Records contained in a dataset
----

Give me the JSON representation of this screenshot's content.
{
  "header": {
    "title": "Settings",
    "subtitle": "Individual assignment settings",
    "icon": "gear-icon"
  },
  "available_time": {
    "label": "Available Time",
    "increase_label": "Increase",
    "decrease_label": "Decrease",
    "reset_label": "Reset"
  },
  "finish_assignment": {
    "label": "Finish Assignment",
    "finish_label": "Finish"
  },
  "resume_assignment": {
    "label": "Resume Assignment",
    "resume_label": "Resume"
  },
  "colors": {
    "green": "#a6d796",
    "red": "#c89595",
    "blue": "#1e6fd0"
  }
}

----

▸ THE REQUEST:
Repeat the entries above exactly, leaving nothing out.

▸ RESULT:
Give me the JSON representation of this screenshot's content.
{
  "header": {
    "title": "Settings",
    "subtitle": "Individual assignment settings",
    "icon": "gear-icon"
  },
  "available_time": {
    "label": "Available Time",
    "increase_label": "Increase",
    "decrease_label": "Decrease",
    "reset_label": "Reset"
  },
  "finish_assignment": {
    "label": "Finish Assignment",
    "finish_label": "Finish"
  },
  "resume_assignment": {
    "label": "Resume Assignment",
    "resume_label": "Resume"
  },
  "colors": {
    "green": "#a6d796",
    "red": "#c89595",
    "blue": "#1e6fd0"
  }
}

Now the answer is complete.